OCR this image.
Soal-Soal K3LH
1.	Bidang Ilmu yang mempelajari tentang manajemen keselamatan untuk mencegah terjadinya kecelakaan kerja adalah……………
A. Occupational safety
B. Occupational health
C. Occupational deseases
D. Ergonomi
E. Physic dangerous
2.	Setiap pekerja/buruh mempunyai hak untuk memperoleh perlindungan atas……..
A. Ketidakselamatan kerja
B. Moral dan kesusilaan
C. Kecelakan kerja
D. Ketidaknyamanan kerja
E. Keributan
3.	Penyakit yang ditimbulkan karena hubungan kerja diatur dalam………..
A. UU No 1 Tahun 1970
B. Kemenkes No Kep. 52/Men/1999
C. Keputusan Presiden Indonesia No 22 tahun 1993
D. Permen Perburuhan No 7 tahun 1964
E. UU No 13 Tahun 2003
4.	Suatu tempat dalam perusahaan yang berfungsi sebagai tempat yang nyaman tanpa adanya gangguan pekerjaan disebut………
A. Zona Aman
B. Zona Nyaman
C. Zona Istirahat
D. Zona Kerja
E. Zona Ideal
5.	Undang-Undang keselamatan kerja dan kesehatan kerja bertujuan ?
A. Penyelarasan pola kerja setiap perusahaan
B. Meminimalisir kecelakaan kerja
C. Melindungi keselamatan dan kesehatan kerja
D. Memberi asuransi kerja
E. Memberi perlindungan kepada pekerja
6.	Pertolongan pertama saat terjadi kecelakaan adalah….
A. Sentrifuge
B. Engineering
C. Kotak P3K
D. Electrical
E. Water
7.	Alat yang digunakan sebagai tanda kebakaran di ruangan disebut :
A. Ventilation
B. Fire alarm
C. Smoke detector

Problem:
Write the entries again, exactly as they stand.

Full answer:
OCR this image.
Soal-Soal K3LH
1.	Bidang Ilmu yang mempelajari tentang manajemen keselamatan untuk mencegah terjadinya kecelakaan kerja adalah……………
A. Occupational safety
B. Occupational health
C. Occupational deseases
D. Ergonomi
E. Physic dangerous
2.	Setiap pekerja/buruh mempunyai hak untuk memperoleh perlindungan atas……..
A. Ketidakselamatan kerja
B. Moral dan kesusilaan
C. Kecelakan kerja
D. Ketidaknyamanan kerja
E. Keributan
3.	Penyakit yang ditimbulkan karena hubungan kerja diatur dalam………..
A. UU No 1 Tahun 1970
B. Kemenkes No Kep. 52/Men/1999
C. Keputusan Presiden Indonesia No 22 tahun 1993
D. Permen Perburuhan No 7 tahun 1964
E. UU No 13 Tahun 2003
4.	Suatu tempat dalam perusahaan yang berfungsi sebagai tempat yang nyaman tanpa adanya gangguan pekerjaan disebut………
A. Zona Aman
B. Zona Nyaman
C. Zona Istirahat
D. Zona Kerja
E. Zona Ideal
5.	Undang-Undang keselamatan kerja dan kesehatan kerja bertujuan ?
A. Penyelarasan pola kerja setiap perusahaan
B. Meminimalisir kecelakaan kerja
C. Melindungi keselamatan dan kesehatan kerja
D. Memberi asuransi kerja
E. Memberi perlindungan kepada pekerja
6.	Pertolongan pertama saat terjadi kecelakaan adalah….
A. Sentrifuge
B. Engineering
C. Kotak P3K
D. Electrical
E. Water
7.	Alat yang digunakan sebagai tanda kebakaran di ruangan disebut :
A. Ventilation
B. Fire alarm
C. Smoke detector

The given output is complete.